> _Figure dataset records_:
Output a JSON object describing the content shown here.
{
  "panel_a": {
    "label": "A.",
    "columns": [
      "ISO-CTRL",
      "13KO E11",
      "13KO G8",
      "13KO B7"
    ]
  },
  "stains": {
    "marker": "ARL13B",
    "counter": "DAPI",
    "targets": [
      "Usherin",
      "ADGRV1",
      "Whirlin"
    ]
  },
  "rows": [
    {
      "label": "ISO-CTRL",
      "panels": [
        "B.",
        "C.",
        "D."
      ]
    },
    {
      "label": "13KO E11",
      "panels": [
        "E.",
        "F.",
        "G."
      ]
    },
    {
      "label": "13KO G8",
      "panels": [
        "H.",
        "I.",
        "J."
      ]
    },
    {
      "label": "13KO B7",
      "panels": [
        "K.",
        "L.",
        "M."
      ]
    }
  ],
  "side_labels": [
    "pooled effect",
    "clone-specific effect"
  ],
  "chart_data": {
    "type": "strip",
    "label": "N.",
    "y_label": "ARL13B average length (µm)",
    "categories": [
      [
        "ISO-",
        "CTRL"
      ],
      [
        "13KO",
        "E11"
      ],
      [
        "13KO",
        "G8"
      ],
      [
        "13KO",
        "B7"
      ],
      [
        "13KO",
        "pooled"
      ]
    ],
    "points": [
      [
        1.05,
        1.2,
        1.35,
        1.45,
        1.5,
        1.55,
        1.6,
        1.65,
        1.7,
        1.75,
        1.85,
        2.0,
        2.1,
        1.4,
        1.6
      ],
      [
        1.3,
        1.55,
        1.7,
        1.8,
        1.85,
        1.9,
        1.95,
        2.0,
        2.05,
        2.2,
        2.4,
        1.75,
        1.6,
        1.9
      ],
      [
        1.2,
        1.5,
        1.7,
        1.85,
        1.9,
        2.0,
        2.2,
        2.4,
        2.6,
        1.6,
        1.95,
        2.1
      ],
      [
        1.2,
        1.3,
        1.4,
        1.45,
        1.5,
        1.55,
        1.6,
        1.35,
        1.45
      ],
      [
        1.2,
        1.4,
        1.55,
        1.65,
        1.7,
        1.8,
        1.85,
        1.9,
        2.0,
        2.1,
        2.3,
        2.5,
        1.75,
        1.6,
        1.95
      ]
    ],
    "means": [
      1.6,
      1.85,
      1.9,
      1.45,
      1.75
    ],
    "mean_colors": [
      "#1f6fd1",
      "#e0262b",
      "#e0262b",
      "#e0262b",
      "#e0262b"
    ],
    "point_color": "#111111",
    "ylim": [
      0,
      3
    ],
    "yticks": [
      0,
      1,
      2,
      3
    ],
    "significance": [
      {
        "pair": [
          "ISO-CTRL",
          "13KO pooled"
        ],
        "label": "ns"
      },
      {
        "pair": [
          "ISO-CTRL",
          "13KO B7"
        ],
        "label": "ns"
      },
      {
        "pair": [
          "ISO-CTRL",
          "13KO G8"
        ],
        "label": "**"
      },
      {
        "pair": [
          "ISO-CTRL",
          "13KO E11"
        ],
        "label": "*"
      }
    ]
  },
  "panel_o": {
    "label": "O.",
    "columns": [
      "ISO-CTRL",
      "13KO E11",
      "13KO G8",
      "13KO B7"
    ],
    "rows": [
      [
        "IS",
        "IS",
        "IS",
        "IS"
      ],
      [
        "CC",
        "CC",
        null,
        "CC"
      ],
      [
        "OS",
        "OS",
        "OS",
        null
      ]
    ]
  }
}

> _What the task asks_: Transcribe all lines as written.

> _The completed task_:
Output a JSON object describing the content shown here.
{
  "panel_a": {
    "label": "A.",
    "columns": [
      "ISO-CTRL",
      "13KO E11",
      "13KO G8",
      "13KO B7"
    ]
  },
  "stains": {
    "marker": "ARL13B",
    "counter": "DAPI",
    "targets": [
      "Usherin",
      "ADGRV1",
      "Whirlin"
    ]
  },
  "rows": [
    {
      "label": "ISO-CTRL",
      "panels": [
        "B.",
        "C.",
        "D."
      ]
    },
    {
      "label": "13KO E11",
      "panels": [
        "E.",
        "F.",
        "G."
      ]
    },
    {
      "label": "13KO G8",
      "panels": [
        "H.",
        "I.",
        "J."
      ]
    },
    {
      "label": "13KO B7",
      "panels": [
        "K.",
        "L.",
        "M."
      ]
    }
  ],
  "side_labels": [
    "pooled effect",
    "clone-specific effect"
  ],
  "chart_data": {
    "type": "strip",
    "label": "N.",
    "y_label": "ARL13B average length (µm)",
    "categories": [
      [
        "ISO-",
        "CTRL"
      ],
      [
        "13KO",
        "E11"
      ],
      [
        "13KO",
        "G8"
      ],
      [
        "13KO",
        "B7"
      ],
      [
        "13KO",
        "pooled"
      ]
    ],
    "points": [
      [
        1.05,
        1.2,
        1.35,
        1.45,
        1.5,
        1.55,
        1.6,
        1.65,
        1.7,
        1.75,
        1.85,
        2.0,
        2.1,
        1.4,
        1.6
      ],
      [
        1.3,
        1.55,
        1.7,
        1.8,
        1.85,
        1.9,
        1.95,
        2.0,
        2.05,
        2.2,
        2.4,
        1.75,
        1.6,
        1.9
      ],
      [
        1.2,
        1.5,
        1.7,
        1.85,
        1.9,
        2.0,
        2.2,
        2.4,
        2.6,
        1.6,
        1.95,
        2.1
      ],
      [
        1.2,
        1.3,
        1.4,
        1.45,
        1.5,
        1.55,
        1.6,
        1.35,
        1.45
      ],
      [
        1.2,
        1.4,
        1.55,
        1.65,
        1.7,
        1.8,
        1.85,
        1.9,
        2.0,
        2.1,
        2.3,
        2.5,
        1.75,
        1.6,
        1.95
      ]
    ],
    "means": [
      1.6,
      1.85,
      1.9,
      1.45,
      1.75
    ],
    "mean_colors": [
      "#1f6fd1",
      "#e0262b",
      "#e0262b",
      "#e0262b",
      "#e0262b"
    ],
    "point_color": "#111111",
    "ylim": [
      0,
      3
    ],
    "yticks": [
      0,
      1,
      2,
      3
    ],
    "significance": [
      {
        "pair": [
          "ISO-CTRL",
          "13KO pooled"
        ],
        "label": "ns"
      },
      {
        "pair": [
          "ISO-CTRL",
          "13KO B7"
        ],
        "label": "ns"
      },
      {
        "pair": [
          "ISO-CTRL",
          "13KO G8"
        ],
        "label": "**"
      },
      {
        "pair": [
          "ISO-CTRL",
          "13KO E11"
        ],
        "label": "*"
      }
    ]
  },
  "panel_o": {
    "label": "O.",
    "columns": [
      "ISO-CTRL",
      "13KO E11",
      "13KO G8",
      "13KO B7"
    ],
    "rows": [
      [
        "IS",
        "IS",
        "IS",
        "IS"
      ],
      [
        "CC",
        "CC",
        null,
        "CC"
      ],
      [
        "OS",
        "OS",
        "OS",
        null
      ]
    ]
  }
}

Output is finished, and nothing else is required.